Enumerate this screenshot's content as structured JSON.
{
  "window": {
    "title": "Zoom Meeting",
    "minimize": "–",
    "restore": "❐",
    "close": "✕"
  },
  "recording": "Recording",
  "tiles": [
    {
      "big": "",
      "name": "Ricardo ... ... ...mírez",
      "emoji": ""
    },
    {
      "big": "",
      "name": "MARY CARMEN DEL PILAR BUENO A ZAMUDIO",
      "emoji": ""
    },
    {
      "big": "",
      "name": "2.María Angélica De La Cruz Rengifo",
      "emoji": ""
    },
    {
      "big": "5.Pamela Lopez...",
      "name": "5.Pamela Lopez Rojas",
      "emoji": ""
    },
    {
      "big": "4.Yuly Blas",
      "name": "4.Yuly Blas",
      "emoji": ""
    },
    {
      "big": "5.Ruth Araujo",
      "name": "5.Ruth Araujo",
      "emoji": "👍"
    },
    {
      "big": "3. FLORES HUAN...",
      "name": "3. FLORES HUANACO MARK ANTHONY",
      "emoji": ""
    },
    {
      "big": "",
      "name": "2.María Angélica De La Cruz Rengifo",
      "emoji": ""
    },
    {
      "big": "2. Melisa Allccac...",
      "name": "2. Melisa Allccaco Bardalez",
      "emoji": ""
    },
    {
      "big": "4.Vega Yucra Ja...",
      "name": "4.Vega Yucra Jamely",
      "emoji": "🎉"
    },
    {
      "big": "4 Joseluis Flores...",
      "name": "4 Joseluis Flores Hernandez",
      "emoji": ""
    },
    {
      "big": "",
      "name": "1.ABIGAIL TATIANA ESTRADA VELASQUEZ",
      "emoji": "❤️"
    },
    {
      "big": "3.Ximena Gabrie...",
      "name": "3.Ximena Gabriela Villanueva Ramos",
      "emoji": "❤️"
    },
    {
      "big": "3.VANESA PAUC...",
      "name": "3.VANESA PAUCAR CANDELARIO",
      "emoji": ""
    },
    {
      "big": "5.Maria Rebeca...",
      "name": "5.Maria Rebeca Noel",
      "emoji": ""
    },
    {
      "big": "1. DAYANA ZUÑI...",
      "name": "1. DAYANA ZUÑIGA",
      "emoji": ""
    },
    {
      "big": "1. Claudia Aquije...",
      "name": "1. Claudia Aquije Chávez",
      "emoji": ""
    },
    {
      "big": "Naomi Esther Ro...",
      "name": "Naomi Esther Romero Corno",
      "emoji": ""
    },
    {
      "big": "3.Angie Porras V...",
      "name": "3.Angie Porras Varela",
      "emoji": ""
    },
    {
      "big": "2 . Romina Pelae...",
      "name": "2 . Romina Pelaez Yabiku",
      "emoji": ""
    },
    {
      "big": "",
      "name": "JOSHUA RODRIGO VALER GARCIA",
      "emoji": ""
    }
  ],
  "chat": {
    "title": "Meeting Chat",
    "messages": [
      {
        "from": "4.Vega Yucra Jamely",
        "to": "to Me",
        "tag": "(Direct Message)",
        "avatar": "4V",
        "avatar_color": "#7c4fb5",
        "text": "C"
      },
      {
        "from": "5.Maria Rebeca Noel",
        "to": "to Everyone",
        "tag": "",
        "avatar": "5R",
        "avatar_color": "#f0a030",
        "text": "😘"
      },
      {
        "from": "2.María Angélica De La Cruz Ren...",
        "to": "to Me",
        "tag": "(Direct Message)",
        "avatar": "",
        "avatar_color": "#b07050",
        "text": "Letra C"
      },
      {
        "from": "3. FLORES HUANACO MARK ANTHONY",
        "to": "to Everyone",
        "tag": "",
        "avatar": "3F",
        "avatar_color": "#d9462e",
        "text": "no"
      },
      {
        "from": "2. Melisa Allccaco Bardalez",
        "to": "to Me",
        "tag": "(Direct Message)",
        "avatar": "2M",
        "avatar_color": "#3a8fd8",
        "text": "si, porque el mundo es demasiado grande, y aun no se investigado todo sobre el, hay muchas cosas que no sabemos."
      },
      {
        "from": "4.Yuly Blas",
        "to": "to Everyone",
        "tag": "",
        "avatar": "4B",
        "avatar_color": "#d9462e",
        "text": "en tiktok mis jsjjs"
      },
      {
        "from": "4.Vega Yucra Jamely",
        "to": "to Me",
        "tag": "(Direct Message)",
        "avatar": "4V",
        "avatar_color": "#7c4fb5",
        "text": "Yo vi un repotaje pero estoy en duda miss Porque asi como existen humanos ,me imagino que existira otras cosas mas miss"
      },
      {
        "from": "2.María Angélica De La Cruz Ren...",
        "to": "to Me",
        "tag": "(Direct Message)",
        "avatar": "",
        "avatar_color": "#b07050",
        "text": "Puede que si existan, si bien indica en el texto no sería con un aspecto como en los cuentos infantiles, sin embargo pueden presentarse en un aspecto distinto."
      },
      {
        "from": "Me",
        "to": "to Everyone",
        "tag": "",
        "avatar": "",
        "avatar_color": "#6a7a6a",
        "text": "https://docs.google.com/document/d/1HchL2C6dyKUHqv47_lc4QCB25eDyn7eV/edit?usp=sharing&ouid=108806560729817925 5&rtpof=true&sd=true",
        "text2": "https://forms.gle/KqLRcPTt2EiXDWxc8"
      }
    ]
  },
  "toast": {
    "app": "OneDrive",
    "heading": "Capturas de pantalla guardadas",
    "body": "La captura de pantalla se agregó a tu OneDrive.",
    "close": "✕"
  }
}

• • • •

Please output the complete data exactly.

PROBLEM SOLUTION.
Enumerate this screenshot's content as structured JSON.
{
  "window": {
    "title": "Zoom Meeting",
    "minimize": "–",
    "restore": "❐",
    "close": "✕"
  },
  "recording": "Recording",
  "tiles": [
    {
      "big": "",
      "name": "Ricardo ... ... ...mírez",
      "emoji": ""
    },
    {
      "big": "",
      "name": "MARY CARMEN DEL PILAR BUENO A ZAMUDIO",
      "emoji": ""
    },
    {
      "big": "",
      "name": "2.María Angélica De La Cruz Rengifo",
      "emoji": ""
    },
    {
      "big": "5.Pamela Lopez...",
      "name": "5.Pamela Lopez Rojas",
      "emoji": ""
    },
    {
      "big": "4.Yuly Blas",
      "name": "4.Yuly Blas",
      "emoji": ""
    },
    {
      "big": "5.Ruth Araujo",
      "name": "5.Ruth Araujo",
      "emoji": "👍"
    },
    {
      "big": "3. FLORES HUAN...",
      "name": "3. FLORES HUANACO MARK ANTHONY",
      "emoji": ""
    },
    {
      "big": "",
      "name": "2.María Angélica De La Cruz Rengifo",
      "emoji": ""
    },
    {
      "big": "2. Melisa Allccac...",
      "name": "2. Melisa Allccaco Bardalez",
      "emoji": ""
    },
    {
      "big": "4.Vega Yucra Ja...",
      "name": "4.Vega Yucra Jamely",
      "emoji": "🎉"
    },
    {
      "big": "4 Joseluis Flores...",
      "name": "4 Joseluis Flores Hernandez",
      "emoji": ""
    },
    {
      "big": "",
      "name": "1.ABIGAIL TATIANA ESTRADA VELASQUEZ",
      "emoji": "❤️"
    },
    {
      "big": "3.Ximena Gabrie...",
      "name": "3.Ximena Gabriela Villanueva Ramos",
      "emoji": "❤️"
    },
    {
      "big": "3.VANESA PAUC...",
      "name": "3.VANESA PAUCAR CANDELARIO",
      "emoji": ""
    },
    {
      "big": "5.Maria Rebeca...",
      "name": "5.Maria Rebeca Noel",
      "emoji": ""
    },
    {
      "big": "1. DAYANA ZUÑI...",
      "name": "1. DAYANA ZUÑIGA",
      "emoji": ""
    },
    {
      "big": "1. Claudia Aquije...",
      "name": "1. Claudia Aquije Chávez",
      "emoji": ""
    },
    {
      "big": "Naomi Esther Ro...",
      "name": "Naomi Esther Romero Corno",
      "emoji": ""
    },
    {
      "big": "3.Angie Porras V...",
      "name": "3.Angie Porras Varela",
      "emoji": ""
    },
    {
      "big": "2 . Romina Pelae...",
      "name": "2 . Romina Pelaez Yabiku",
      "emoji": ""
    },
    {
      "big": "",
      "name": "JOSHUA RODRIGO VALER GARCIA",
      "emoji": ""
    }
  ],
  "chat": {
    "title": "Meeting Chat",
    "messages": [
      {
        "from": "4.Vega Yucra Jamely",
        "to": "to Me",
        "tag": "(Direct Message)",
        "avatar": "4V",
        "avatar_color": "#7c4fb5",
        "text": "C"
      },
      {
        "from": "5.Maria Rebeca Noel",
        "to": "to Everyone",
        "tag": "",
        "avatar": "5R",
        "avatar_color": "#f0a030",
        "text": "😘"
      },
      {
        "from": "2.María Angélica De La Cruz Ren...",
        "to": "to Me",
        "tag": "(Direct Message)",
        "avatar": "",
        "avatar_color": "#b07050",
        "text": "Letra C"
      },
      {
        "from": "3. FLORES HUANACO MARK ANTHONY",
        "to": "to Everyone",
        "tag": "",
        "avatar": "3F",
        "avatar_color": "#d9462e",
        "text": "no"
      },
      {
        "from": "2. Melisa Allccaco Bardalez",
        "to": "to Me",
        "tag": "(Direct Message)",
        "avatar": "2M",
        "avatar_color": "#3a8fd8",
        "text": "si, porque el mundo es demasiado grande, y aun no se investigado todo sobre el, hay muchas cosas que no sabemos."
      },
      {
        "from": "4.Yuly Blas",
        "to": "to Everyone",
        "tag": "",
        "avatar": "4B",
        "avatar_color": "#d9462e",
        "text": "en tiktok mis jsjjs"
      },
      {
        "from": "4.Vega Yucra Jamely",
        "to": "to Me",
        "tag": "(Direct Message)",
        "avatar": "4V",
        "avatar_color": "#7c4fb5",
        "text": "Yo vi un repotaje pero estoy en duda miss Porque asi como existen humanos ,me imagino que existira otras cosas mas miss"
      },
      {
        "from": "2.María Angélica De La Cruz Ren...",
        "to": "to Me",
        "tag": "(Direct Message)",
        "avatar": "",
        "avatar_color": "#b07050",
        "text": "Puede que si existan, si bien indica en el texto no sería con un aspecto como en los cuentos infantiles, sin embargo pueden presentarse en un aspecto distinto."
      },
      {
        "from": "Me",
        "to": "to Everyone",
        "tag": "",
        "avatar": "",
        "avatar_color": "#6a7a6a",
        "text": "https://docs.google.com/document/d/1HchL2C6dyKUHqv47_lc4QCB25eDyn7eV/edit?usp=sharing&ouid=108806560729817925 5&rtpof=true&sd=true",
        "text2": "https://forms.gle/KqLRcPTt2EiXDWxc8"
      }
    ]
  },
  "toast": {
    "app": "OneDrive",
    "heading": "Capturas de pantalla guardadas",
    "body": "La captura de pantalla se agregó a tu OneDrive.",
    "close": "✕"
  }
}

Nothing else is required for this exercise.